#### [PROVIDED DATA]
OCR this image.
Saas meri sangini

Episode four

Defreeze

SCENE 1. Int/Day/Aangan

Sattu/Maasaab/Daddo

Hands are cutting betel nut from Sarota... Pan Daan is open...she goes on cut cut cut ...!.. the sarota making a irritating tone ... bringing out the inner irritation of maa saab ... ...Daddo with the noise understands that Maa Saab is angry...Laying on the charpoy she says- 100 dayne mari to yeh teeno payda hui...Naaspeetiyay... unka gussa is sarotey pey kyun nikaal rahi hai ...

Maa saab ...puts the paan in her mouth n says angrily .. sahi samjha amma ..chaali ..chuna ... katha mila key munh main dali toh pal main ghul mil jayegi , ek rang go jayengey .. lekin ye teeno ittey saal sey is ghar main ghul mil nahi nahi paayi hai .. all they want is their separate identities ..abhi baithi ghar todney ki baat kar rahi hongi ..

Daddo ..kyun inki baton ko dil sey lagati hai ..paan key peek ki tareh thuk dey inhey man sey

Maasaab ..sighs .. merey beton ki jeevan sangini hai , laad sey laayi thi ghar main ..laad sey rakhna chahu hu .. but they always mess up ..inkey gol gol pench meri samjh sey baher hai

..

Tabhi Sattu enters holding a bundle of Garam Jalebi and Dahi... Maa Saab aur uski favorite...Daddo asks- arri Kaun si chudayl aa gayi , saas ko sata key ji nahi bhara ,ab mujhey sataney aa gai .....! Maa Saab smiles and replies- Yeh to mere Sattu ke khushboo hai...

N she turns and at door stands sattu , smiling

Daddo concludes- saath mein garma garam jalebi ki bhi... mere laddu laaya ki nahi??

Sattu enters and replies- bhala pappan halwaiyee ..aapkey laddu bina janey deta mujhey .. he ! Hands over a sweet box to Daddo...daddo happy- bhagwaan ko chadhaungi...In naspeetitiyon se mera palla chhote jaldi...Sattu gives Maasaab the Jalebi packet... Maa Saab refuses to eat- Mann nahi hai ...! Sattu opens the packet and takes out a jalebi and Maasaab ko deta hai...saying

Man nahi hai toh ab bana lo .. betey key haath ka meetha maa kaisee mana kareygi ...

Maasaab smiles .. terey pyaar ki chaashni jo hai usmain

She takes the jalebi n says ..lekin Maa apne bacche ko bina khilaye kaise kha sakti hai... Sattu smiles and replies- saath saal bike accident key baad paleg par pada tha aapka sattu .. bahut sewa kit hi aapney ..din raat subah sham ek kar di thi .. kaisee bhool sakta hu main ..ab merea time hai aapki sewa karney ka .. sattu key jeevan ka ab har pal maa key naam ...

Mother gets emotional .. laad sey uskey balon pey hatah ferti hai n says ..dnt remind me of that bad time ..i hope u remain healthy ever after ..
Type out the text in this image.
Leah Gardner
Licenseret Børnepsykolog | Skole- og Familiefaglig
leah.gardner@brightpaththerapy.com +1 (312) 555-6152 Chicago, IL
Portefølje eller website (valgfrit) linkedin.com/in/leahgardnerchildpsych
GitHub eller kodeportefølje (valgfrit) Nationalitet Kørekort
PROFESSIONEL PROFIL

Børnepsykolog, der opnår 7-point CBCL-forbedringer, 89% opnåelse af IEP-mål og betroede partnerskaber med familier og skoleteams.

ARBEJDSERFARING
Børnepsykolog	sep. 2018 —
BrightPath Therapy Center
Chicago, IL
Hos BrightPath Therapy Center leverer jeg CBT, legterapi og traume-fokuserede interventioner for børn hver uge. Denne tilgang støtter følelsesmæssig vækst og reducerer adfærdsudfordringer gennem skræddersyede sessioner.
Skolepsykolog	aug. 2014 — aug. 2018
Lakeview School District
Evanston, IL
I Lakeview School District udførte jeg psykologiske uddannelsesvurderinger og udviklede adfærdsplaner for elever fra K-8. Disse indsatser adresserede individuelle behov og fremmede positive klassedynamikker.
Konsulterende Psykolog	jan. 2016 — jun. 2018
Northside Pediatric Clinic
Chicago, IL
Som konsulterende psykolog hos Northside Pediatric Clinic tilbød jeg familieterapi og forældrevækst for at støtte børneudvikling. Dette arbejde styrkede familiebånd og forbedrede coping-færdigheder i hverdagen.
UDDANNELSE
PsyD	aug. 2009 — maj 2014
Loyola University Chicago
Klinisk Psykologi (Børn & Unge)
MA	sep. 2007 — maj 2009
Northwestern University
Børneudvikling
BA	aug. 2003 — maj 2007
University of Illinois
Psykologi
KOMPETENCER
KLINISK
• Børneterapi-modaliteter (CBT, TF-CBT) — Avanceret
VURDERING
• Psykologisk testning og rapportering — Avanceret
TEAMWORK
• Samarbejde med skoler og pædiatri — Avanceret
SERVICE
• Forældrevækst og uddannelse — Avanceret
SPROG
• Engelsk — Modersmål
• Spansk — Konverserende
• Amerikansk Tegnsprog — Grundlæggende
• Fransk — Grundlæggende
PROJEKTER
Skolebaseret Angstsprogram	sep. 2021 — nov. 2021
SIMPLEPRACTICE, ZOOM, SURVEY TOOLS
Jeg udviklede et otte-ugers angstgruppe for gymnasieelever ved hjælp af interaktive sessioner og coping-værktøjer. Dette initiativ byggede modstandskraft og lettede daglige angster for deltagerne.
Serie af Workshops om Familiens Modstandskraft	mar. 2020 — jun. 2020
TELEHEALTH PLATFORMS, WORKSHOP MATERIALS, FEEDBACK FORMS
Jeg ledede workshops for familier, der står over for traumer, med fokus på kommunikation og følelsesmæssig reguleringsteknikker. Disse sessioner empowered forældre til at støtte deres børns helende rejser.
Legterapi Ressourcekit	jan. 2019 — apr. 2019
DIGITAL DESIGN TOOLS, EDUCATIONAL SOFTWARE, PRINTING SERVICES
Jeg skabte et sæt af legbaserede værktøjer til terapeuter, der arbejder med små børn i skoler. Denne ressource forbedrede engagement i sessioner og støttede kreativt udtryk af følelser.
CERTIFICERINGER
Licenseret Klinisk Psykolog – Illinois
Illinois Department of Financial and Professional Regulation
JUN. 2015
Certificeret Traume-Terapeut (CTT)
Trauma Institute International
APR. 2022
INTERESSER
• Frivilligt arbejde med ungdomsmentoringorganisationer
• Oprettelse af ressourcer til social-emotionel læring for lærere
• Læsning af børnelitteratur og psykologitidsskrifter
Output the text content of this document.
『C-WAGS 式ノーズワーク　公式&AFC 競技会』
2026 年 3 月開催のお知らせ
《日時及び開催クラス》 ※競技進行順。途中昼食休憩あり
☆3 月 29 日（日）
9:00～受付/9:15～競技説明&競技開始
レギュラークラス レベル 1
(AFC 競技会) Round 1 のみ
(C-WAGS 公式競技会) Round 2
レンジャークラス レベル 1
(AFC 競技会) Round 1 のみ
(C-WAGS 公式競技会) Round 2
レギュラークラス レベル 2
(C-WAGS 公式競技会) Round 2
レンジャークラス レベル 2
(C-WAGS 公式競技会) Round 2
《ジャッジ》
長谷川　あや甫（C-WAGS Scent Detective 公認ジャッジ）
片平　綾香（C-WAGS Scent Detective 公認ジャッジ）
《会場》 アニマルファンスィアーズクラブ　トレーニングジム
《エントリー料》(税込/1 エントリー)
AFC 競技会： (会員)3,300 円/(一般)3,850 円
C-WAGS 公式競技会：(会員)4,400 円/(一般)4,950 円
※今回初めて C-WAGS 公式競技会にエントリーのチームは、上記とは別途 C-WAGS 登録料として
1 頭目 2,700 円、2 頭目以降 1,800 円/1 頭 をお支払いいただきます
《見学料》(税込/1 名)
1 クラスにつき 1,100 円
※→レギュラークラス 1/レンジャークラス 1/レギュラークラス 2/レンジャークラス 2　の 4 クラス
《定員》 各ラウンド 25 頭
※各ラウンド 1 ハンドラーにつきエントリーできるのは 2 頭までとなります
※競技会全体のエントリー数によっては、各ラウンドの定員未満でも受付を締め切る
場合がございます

#### [WORK TO COMPLETE]
Only the lines from the one containing "Output the text content of this document." through the end of the material should be reproduced, exactly, with both ends included.

#### [ANSWER BELOW]
Output the text content of this document.
『C-WAGS 式ノーズワーク　公式&AFC 競技会』
2026 年 3 月開催のお知らせ
《日時及び開催クラス》 ※競技進行順。途中昼食休憩あり
☆3 月 29 日（日）
9:00～受付/9:15～競技説明&競技開始
レギュラークラス レベル 1
(AFC 競技会) Round 1 のみ
(C-WAGS 公式競技会) Round 2
レンジャークラス レベル 1
(AFC 競技会) Round 1 のみ
(C-WAGS 公式競技会) Round 2
レギュラークラス レベル 2
(C-WAGS 公式競技会) Round 2
レンジャークラス レベル 2
(C-WAGS 公式競技会) Round 2
《ジャッジ》
長谷川　あや甫（C-WAGS Scent Detective 公認ジャッジ）
片平　綾香（C-WAGS Scent Detective 公認ジャッジ）
《会場》 アニマルファンスィアーズクラブ　トレーニングジム
《エントリー料》(税込/1 エントリー)
AFC 競技会： (会員)3,300 円/(一般)3,850 円
C-WAGS 公式競技会：(会員)4,400 円/(一般)4,950 円
※今回初めて C-WAGS 公式競技会にエントリーのチームは、上記とは別途 C-WAGS 登録料として
1 頭目 2,700 円、2 頭目以降 1,800 円/1 頭 をお支払いいただきます
《見学料》(税込/1 名)
1 クラスにつき 1,100 円
※→レギュラークラス 1/レンジャークラス 1/レギュラークラス 2/レンジャークラス 2　の 4 クラス
《定員》 各ラウンド 25 頭
※各ラウンド 1 ハンドラーにつきエントリーできるのは 2 頭までとなります
※競技会全体のエントリー数によっては、各ラウンドの定員未満でも受付を締め切る
場合がございます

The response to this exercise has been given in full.